_WHAT IS EXPECTED_
Your answer should be every line of the entries that has the string "performed" in it.
==========
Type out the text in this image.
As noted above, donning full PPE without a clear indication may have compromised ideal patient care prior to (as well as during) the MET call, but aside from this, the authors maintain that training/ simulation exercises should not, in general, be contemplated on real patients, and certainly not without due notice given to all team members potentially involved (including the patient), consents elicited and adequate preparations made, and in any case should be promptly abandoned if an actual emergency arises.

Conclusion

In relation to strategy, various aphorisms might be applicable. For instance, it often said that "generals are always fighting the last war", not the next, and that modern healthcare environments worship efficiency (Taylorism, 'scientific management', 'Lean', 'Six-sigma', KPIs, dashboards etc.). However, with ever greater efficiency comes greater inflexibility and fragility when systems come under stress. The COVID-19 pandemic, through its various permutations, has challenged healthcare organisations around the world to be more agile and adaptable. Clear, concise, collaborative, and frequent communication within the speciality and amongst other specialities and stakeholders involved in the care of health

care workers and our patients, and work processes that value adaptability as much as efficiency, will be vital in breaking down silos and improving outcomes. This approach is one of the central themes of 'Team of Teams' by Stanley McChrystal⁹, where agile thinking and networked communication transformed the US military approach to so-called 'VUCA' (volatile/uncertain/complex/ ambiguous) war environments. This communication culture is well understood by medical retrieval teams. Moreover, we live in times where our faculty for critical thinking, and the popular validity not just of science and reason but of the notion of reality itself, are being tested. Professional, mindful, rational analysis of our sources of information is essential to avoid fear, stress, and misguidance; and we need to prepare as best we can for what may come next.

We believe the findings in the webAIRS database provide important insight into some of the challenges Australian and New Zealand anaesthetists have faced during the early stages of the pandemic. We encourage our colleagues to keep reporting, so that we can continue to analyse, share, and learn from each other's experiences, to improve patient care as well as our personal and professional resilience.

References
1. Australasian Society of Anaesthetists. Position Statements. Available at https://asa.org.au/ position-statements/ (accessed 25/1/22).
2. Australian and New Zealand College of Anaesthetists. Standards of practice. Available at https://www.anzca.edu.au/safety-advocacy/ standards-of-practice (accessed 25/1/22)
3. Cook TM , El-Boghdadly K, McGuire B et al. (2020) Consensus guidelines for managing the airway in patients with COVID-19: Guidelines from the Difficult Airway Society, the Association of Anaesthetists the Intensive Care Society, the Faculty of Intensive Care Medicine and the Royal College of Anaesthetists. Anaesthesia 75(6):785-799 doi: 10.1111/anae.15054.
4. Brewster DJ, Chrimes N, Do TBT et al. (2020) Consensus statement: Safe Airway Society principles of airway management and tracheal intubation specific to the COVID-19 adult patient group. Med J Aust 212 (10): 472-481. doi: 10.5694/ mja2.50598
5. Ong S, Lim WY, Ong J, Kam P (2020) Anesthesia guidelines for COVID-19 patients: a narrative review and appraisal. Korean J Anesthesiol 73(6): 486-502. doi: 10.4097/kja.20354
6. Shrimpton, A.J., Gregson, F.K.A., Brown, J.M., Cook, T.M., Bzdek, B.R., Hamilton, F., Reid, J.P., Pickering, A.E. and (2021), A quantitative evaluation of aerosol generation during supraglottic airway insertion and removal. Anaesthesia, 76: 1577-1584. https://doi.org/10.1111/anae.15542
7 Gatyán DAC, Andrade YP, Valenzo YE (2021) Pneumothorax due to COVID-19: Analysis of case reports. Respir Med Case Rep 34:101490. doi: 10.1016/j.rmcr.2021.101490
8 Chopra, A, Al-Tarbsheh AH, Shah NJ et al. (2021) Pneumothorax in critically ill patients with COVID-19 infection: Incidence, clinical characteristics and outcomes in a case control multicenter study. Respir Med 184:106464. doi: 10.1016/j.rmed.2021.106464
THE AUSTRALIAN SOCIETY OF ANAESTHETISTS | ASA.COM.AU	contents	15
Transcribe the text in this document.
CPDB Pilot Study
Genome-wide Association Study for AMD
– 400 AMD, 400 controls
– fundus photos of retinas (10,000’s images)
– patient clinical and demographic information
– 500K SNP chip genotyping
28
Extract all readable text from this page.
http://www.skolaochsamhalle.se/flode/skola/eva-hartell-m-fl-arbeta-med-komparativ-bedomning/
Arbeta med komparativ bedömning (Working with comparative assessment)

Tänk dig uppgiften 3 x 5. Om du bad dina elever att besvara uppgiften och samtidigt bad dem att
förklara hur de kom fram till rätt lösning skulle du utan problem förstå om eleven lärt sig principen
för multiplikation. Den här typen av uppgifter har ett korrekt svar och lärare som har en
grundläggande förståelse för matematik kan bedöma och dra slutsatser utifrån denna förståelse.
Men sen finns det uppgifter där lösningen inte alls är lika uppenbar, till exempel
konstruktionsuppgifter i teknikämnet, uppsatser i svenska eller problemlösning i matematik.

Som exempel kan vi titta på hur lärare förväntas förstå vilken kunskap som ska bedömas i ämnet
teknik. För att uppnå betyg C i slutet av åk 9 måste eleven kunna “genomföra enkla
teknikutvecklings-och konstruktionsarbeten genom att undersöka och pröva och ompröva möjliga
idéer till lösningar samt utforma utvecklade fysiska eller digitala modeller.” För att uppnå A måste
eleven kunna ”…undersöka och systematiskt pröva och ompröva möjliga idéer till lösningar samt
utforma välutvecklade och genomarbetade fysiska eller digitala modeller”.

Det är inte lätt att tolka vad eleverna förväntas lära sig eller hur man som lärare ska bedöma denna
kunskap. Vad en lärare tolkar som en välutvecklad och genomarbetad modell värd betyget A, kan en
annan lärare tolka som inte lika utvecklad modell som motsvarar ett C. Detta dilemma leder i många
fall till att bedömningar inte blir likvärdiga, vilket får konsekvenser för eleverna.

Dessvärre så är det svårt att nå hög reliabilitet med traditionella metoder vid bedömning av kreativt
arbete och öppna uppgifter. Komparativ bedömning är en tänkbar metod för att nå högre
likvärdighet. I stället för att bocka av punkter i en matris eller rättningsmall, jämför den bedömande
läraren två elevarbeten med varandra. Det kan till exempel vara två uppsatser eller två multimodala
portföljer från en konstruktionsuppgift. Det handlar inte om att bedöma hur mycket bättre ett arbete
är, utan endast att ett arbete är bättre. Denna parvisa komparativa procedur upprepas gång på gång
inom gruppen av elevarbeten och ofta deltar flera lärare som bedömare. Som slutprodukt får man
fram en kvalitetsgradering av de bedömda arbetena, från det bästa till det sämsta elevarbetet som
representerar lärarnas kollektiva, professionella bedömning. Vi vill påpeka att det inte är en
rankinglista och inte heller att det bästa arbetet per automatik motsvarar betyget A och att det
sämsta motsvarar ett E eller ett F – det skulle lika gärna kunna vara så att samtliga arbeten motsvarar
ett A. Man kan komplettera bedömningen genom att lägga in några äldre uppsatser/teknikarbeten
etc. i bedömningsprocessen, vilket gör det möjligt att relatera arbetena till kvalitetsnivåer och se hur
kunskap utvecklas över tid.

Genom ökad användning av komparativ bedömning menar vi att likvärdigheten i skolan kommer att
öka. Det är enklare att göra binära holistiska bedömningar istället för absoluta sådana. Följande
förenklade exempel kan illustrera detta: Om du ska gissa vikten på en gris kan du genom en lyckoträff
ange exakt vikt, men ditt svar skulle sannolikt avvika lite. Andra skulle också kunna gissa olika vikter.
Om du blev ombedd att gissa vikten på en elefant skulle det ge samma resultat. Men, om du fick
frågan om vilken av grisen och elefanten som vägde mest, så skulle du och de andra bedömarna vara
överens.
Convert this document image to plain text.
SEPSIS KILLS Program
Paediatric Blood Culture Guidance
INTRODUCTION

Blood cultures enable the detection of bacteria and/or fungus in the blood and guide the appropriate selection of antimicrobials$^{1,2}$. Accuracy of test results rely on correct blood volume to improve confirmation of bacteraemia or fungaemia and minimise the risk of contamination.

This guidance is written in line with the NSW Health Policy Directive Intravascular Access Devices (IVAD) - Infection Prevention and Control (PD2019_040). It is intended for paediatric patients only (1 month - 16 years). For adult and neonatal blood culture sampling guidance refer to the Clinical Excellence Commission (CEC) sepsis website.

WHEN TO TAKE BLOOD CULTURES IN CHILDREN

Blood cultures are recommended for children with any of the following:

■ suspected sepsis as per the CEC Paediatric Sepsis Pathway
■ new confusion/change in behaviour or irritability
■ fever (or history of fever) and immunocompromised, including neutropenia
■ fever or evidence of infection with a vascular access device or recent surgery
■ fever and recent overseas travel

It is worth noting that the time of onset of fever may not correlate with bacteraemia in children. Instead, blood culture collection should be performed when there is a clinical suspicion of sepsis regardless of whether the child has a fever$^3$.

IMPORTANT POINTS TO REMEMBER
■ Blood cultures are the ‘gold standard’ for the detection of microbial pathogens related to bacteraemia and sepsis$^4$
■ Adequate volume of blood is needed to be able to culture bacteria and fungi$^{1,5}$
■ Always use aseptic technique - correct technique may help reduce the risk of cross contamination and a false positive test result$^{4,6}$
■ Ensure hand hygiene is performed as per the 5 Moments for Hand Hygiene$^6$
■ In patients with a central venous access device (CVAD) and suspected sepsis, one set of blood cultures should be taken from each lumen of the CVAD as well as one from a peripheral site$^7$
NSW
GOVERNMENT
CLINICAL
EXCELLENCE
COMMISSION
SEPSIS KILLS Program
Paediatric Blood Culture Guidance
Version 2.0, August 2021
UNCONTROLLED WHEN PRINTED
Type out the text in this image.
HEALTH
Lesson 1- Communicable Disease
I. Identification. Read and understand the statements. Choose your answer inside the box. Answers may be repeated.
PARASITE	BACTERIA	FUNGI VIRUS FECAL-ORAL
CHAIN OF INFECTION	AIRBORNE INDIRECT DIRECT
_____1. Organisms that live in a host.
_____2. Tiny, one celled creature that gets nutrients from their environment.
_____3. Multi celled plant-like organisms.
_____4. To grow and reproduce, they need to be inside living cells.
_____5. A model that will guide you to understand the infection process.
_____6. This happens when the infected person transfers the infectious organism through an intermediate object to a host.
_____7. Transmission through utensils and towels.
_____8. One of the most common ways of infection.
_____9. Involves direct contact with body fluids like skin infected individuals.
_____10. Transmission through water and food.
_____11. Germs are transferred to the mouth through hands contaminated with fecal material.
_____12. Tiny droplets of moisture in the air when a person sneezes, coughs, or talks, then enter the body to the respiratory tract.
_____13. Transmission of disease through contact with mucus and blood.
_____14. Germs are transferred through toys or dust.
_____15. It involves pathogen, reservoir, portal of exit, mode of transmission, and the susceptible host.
==========
_SOLUTION TO THIS EXERCISE_
It is worth noting that the time of onset of fever may not correlate with bacteraemia in children. Instead, blood culture collection should be performed when there is a clinical suspicion of sepsis regardless of whether the child has a fever$^3$.
■ Ensure hand hygiene is performed as per the 5 Moments for Hand Hygiene$^6$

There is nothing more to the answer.